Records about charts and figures
<<<<

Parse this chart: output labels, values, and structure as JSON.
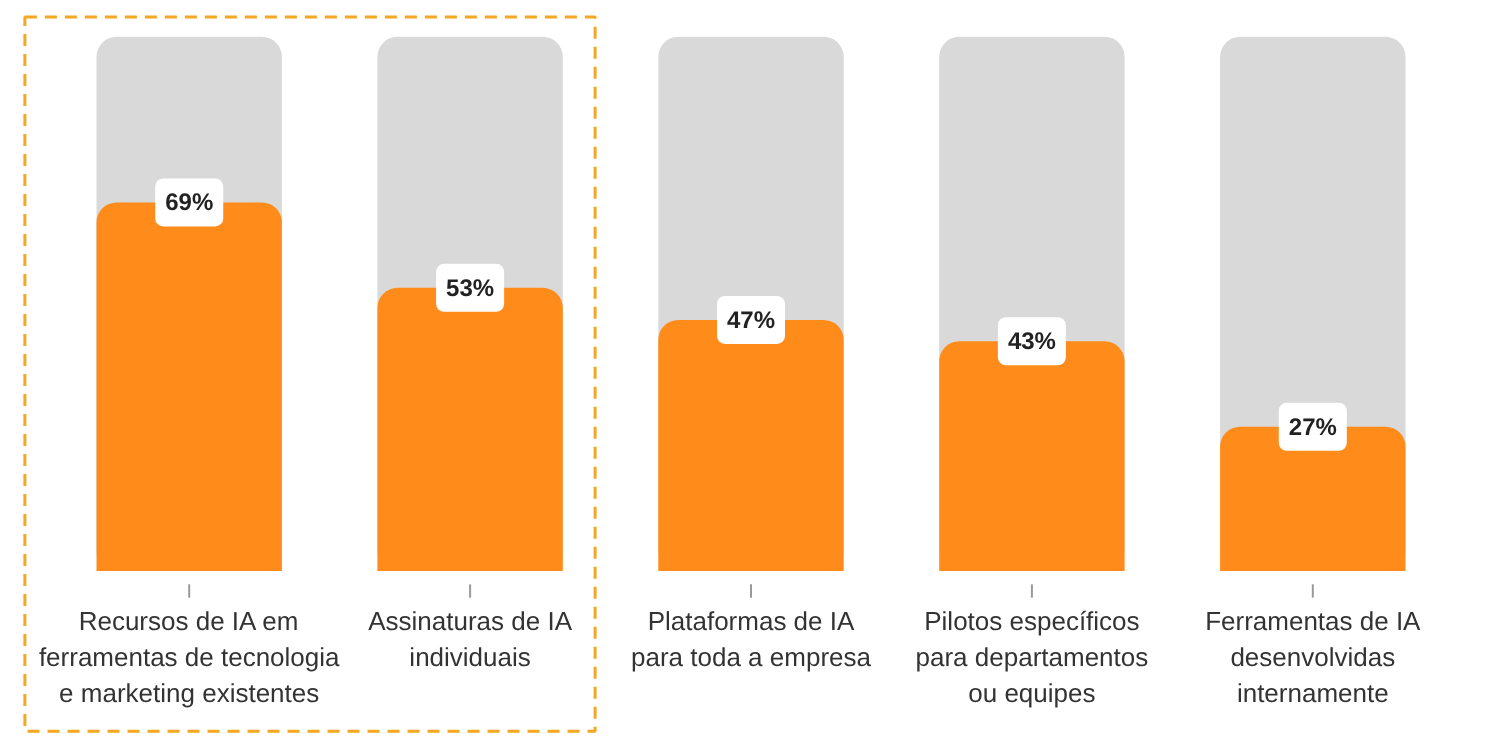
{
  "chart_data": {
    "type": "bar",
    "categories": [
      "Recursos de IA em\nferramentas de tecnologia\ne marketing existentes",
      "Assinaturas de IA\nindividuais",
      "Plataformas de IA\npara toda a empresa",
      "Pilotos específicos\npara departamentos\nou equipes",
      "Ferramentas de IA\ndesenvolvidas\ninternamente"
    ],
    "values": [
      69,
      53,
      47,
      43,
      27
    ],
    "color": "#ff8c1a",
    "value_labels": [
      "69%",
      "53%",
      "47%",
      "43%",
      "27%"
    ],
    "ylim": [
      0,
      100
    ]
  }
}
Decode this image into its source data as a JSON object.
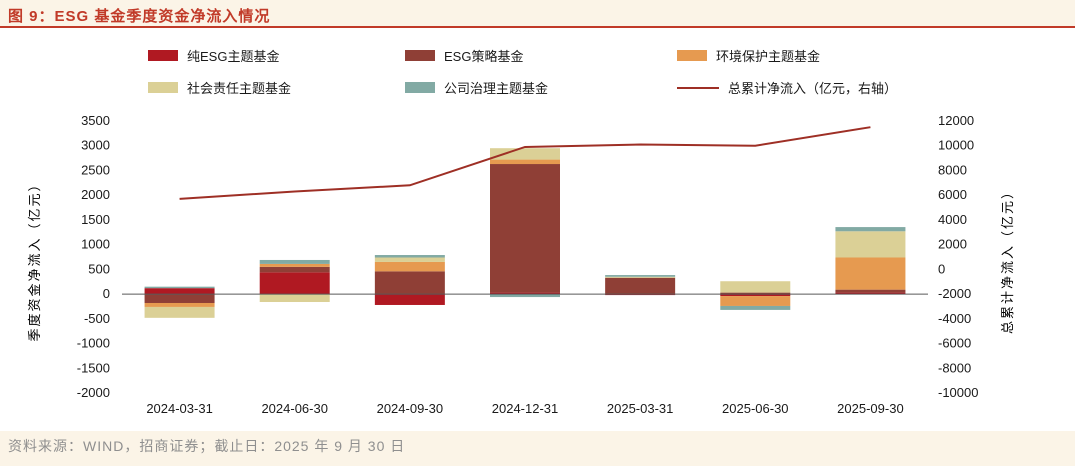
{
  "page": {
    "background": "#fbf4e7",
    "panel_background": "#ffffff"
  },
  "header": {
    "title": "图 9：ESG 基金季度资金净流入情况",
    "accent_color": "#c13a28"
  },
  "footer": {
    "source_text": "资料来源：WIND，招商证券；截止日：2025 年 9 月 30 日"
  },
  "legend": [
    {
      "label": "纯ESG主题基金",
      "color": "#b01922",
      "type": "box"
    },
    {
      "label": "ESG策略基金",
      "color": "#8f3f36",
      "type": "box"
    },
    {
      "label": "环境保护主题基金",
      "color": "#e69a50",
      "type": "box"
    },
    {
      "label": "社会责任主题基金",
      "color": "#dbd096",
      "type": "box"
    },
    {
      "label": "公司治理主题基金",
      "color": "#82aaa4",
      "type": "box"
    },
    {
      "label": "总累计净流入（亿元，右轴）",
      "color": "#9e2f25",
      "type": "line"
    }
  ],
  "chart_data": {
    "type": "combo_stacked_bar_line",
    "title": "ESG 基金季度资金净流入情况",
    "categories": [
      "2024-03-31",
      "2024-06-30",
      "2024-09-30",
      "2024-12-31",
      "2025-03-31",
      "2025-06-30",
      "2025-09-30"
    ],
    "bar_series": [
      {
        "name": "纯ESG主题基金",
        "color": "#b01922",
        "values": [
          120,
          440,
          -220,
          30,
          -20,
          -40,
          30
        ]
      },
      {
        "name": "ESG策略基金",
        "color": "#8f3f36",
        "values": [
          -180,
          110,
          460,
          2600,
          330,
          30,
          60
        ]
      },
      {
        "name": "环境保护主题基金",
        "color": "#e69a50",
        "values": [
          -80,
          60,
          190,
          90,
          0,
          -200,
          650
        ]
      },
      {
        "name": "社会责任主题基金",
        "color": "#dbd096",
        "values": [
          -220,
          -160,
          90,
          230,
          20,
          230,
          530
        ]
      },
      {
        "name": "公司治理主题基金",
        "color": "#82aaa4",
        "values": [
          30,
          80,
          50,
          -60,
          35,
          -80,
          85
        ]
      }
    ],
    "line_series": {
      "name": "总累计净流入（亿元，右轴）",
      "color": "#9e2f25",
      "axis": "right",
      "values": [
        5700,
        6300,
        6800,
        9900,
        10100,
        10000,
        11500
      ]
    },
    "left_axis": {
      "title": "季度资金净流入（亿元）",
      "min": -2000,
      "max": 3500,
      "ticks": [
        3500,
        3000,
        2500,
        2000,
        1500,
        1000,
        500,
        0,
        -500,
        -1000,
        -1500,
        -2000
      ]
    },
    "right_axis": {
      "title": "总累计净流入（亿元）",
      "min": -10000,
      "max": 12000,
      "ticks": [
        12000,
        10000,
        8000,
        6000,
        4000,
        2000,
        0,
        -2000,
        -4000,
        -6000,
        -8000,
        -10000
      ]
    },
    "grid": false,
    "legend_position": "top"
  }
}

>>>>

■ **Direction**:
Gather all lines from the records above in which "this" appears.

■ **Full solution**:
Parse this chart: output labels, values, and structure as JSON.
Decode this image into its source data as a JSON object.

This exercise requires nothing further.